Directions
List every line of the records that contains the word "distal". Case counts.

Recorded information
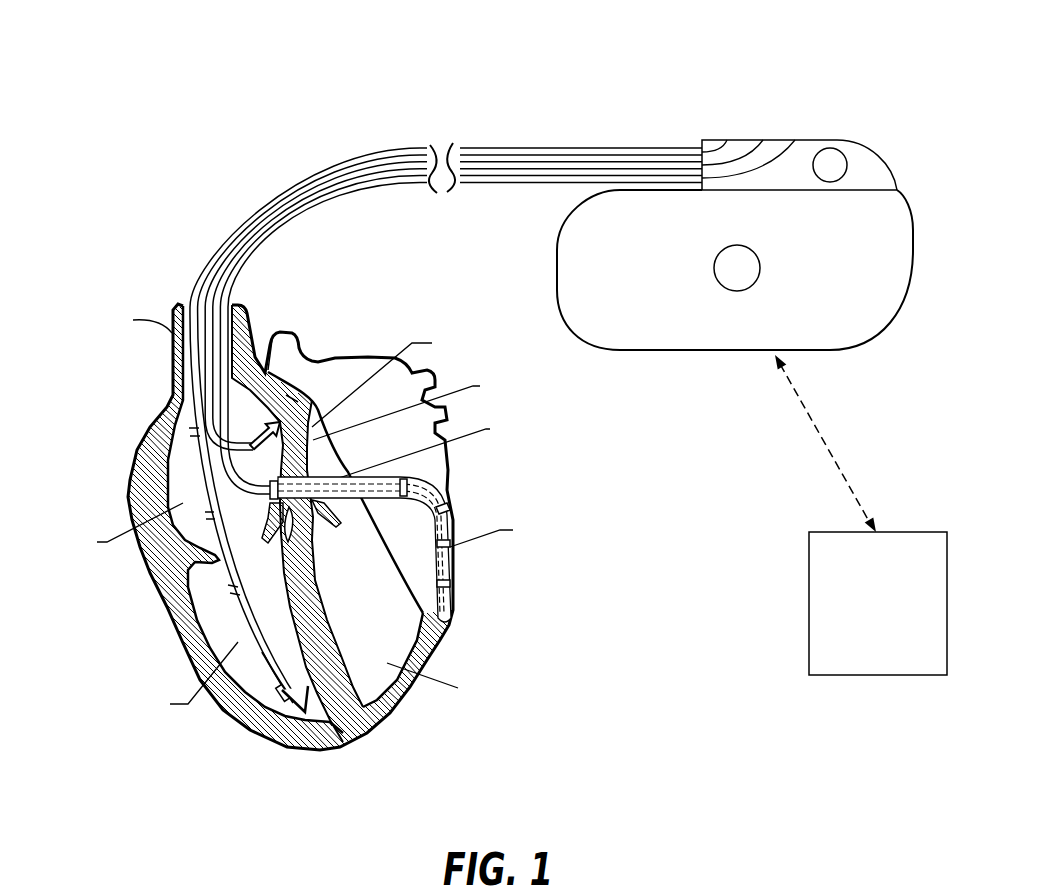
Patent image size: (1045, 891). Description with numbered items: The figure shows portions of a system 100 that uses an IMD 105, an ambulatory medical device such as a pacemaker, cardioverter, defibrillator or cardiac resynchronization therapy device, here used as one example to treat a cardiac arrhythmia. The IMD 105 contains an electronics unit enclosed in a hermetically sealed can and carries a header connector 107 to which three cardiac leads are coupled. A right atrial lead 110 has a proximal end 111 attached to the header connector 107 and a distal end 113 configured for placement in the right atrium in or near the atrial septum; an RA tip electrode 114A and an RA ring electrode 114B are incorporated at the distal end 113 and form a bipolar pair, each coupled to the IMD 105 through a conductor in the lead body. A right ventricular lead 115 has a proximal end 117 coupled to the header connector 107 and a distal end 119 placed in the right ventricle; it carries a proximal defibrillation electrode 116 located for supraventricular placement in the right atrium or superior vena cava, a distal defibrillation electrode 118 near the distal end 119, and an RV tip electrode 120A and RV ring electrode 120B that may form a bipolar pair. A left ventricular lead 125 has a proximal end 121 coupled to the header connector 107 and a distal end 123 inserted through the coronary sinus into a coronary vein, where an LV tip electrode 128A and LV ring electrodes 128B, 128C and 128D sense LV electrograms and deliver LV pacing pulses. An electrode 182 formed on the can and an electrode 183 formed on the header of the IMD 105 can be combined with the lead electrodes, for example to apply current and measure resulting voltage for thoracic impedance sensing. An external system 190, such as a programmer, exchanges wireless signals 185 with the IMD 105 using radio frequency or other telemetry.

The system 100 is at (107, 50).
The IMD 105 is at (863, 348).
The header connector 107 is at (880, 152).
The right atrial lead 110 is at (480, 187).
The proximal end 111 is at (795, 140).
The distal end 113 is at (279, 424).
The RA tip electrode 114A is at (292, 400).
The RA ring electrode 114B is at (285, 332).
The right ventricular lead 115 is at (355, 160).
The proximal defibrillation electrode 116 is at (205, 458).
The proximal end 117 is at (727, 140).
The distal defibrillation electrode 118 is at (240, 613).
The distal end 119 is at (292, 713).
The RV tip electrode 120A is at (338, 749).
The RV ring electrode 120B is at (280, 690).
The proximal end 121 is at (763, 140).
The distal end 123 is at (448, 618).
The left ventricular lead 125 is at (297, 197).
The LV tip electrode 128A is at (451, 587).
The LV ring electrode 128B is at (453, 561).
The LV ring electrode 128C is at (451, 514).
The LV ring electrode 128D is at (450, 487).
The electrode 182 is at (761, 266).
The electrode 183 is at (829, 147).
The wireless signals 185 is at (825, 440).
The external system 190 is at (877, 676).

Complete answer
Patent image size: (1045, 891). Description with numbered items: The figure shows portions of a system 100 that uses an IMD 105, an ambulatory medical device such as a pacemaker, cardioverter, defibrillator or cardiac resynchronization therapy device, here used as one example to treat a cardiac arrhythmia. The IMD 105 contains an electronics unit enclosed in a hermetically sealed can and carries a header connector 107 to which three cardiac leads are coupled. A right atrial lead 110 has a proximal end 111 attached to the header connector 107 and a distal end 113 configured for placement in the right atrium in or near the atrial septum; an RA tip electrode 114A and an RA ring electrode 114B are incorporated at the distal end 113 and form a bipolar pair, each coupled to the IMD 105 through a conductor in the lead body. A right ventricular lead 115 has a proximal end 117 coupled to the header connector 107 and a distal end 119 placed in the right ventricle; it carries a proximal defibrillation electrode 116 located for supraventricular placement in the right atrium or superior vena cava, a distal defibrillation electrode 118 near the distal end 119, and an RV tip electrode 120A and RV ring electrode 120B that may form a bipolar pair. A left ventricular lead 125 has a proximal end 121 coupled to the header connector 107 and a distal end 123 inserted through the coronary sinus into a coronary vein, where an LV tip electrode 128A and LV ring electrodes 128B, 128C and 128D sense LV electrograms and deliver LV pacing pulses. An electrode 182 formed on the can and an electrode 183 formed on the header of the IMD 105 can be combined with the lead electrodes, for example to apply current and measure resulting voltage for thoracic impedance sensing. An external system 190, such as a programmer, exchanges wireless signals 185 with the IMD 105 using radio frequency or other telemetry.
The distal end 113 is at (279, 424).
The distal defibrillation electrode 118 is at (240, 613).
The distal end 119 is at (292, 713).
The distal end 123 is at (448, 618).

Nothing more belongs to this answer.